[Data extracted from a collection]
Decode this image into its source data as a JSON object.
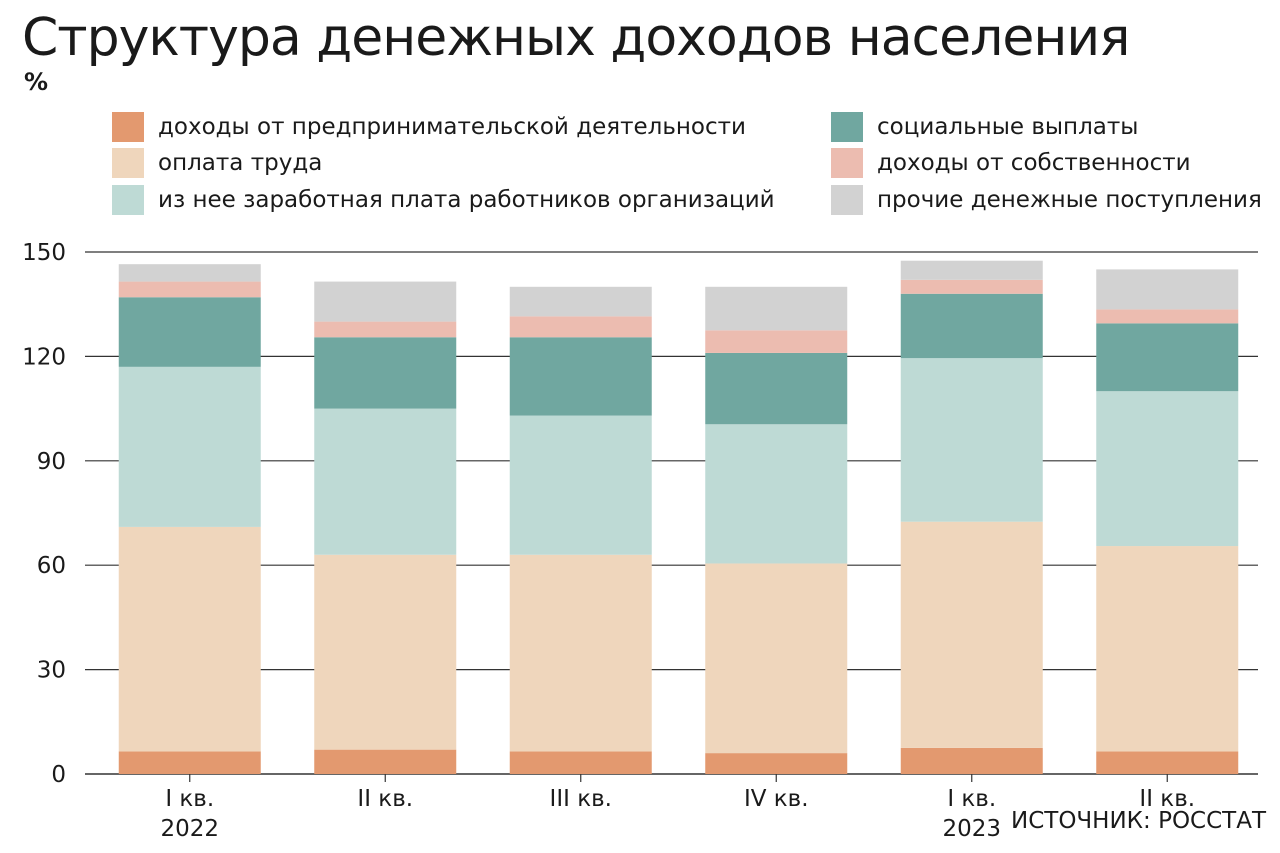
{
  "title": "Структура денежных доходов населения",
  "unit": "%",
  "source": "ИСТОЧНИК: РОССТАТ",
  "legend": [
    {
      "label": "доходы от предпринимательской деятельности",
      "color": "#e3996f"
    },
    {
      "label": "оплата труда",
      "color": "#efd6bc"
    },
    {
      "label": "из нее заработная плата работников организаций",
      "color": "#bedad5"
    },
    {
      "label": "социальные выплаты",
      "color": "#70a7a0"
    },
    {
      "label": "доходы от собственности",
      "color": "#ecbcb0"
    },
    {
      "label": "прочие денежные поступления",
      "color": "#d2d2d2"
    }
  ],
  "chart_data": {
    "type": "bar",
    "stacked": true,
    "categories": [
      "I кв.",
      "II кв.",
      "III кв.",
      "IV кв.",
      "I кв.",
      "II кв."
    ],
    "year_labels": [
      "2022",
      "",
      "",
      "",
      "2023",
      ""
    ],
    "ylim": [
      0,
      150
    ],
    "yticks": [
      0,
      30,
      60,
      90,
      120,
      150
    ],
    "grid": true,
    "legend_position": "top",
    "series": [
      {
        "name": "доходы от предпринимательской деятельности",
        "color": "#e3996f",
        "values": [
          6.5,
          7,
          6.5,
          6,
          7.5,
          6.5
        ]
      },
      {
        "name": "оплата труда",
        "color": "#efd6bc",
        "values": [
          64.5,
          56,
          56.5,
          54.5,
          65,
          59
        ]
      },
      {
        "name": "из нее заработная плата работников организаций",
        "color": "#bedad5",
        "values": [
          46,
          42,
          40,
          40,
          47,
          44.5
        ]
      },
      {
        "name": "социальные выплаты",
        "color": "#70a7a0",
        "values": [
          20,
          20.5,
          22.5,
          20.5,
          18.5,
          19.5
        ]
      },
      {
        "name": "доходы от собственности",
        "color": "#ecbcb0",
        "values": [
          4.5,
          4.5,
          6,
          6.5,
          4,
          4
        ]
      },
      {
        "name": "прочие денежные поступления",
        "color": "#d2d2d2",
        "values": [
          5,
          11.5,
          8.5,
          12.5,
          5.5,
          11.5
        ]
      }
    ]
  }
}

• [Given request] Tally up the lines holding the word "работников" in the data above, and answer with that figure only.

• [Written answer] 2